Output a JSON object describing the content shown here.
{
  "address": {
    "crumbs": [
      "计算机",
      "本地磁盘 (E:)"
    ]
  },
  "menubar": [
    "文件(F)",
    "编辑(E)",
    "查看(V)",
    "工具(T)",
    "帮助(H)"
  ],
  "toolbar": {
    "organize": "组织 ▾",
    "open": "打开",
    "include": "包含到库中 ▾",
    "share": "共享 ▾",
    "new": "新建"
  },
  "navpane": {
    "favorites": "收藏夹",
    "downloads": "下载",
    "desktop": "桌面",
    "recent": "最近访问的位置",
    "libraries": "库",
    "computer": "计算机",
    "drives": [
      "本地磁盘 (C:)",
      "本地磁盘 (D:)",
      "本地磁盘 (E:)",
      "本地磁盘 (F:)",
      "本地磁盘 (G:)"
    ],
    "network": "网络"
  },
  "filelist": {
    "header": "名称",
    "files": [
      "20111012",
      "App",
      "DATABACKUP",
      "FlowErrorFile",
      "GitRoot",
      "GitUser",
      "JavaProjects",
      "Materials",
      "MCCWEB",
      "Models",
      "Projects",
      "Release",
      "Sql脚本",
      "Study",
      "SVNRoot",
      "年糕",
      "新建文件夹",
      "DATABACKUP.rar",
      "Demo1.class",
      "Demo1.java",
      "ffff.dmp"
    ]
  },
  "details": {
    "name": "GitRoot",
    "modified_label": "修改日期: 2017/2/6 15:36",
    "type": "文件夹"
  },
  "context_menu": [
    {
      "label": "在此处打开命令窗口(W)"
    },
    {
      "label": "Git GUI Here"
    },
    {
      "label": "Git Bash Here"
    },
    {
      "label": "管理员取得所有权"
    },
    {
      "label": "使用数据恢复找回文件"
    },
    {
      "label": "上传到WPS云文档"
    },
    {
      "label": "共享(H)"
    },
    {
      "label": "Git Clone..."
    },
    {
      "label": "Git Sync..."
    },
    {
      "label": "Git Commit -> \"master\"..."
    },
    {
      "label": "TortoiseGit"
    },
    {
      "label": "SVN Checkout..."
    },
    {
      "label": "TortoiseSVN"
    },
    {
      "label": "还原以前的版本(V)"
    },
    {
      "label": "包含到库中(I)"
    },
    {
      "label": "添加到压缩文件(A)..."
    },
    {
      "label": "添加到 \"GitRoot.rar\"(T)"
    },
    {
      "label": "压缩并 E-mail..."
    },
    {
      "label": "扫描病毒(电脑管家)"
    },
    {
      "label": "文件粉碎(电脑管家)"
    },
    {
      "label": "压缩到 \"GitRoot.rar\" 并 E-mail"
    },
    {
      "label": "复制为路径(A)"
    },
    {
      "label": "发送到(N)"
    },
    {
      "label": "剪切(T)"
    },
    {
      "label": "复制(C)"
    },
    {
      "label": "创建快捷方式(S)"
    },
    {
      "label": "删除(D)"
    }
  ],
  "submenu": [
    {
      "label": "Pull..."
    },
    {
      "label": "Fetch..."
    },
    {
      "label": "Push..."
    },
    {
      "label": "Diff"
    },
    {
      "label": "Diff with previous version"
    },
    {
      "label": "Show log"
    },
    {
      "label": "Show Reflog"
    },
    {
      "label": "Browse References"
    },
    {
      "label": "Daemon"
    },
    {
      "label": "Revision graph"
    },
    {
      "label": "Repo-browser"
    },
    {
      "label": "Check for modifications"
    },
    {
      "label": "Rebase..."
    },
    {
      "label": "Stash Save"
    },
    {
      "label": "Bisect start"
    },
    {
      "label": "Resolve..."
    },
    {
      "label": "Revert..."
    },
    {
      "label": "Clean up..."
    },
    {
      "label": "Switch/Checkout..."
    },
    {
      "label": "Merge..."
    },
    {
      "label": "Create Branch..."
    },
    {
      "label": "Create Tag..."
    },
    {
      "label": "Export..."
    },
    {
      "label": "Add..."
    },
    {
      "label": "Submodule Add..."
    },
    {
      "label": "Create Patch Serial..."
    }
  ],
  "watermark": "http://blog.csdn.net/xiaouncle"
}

▶ Given request
Give only a number: how many lines of the data hold the string "GitRoot"?

▶ Reply
4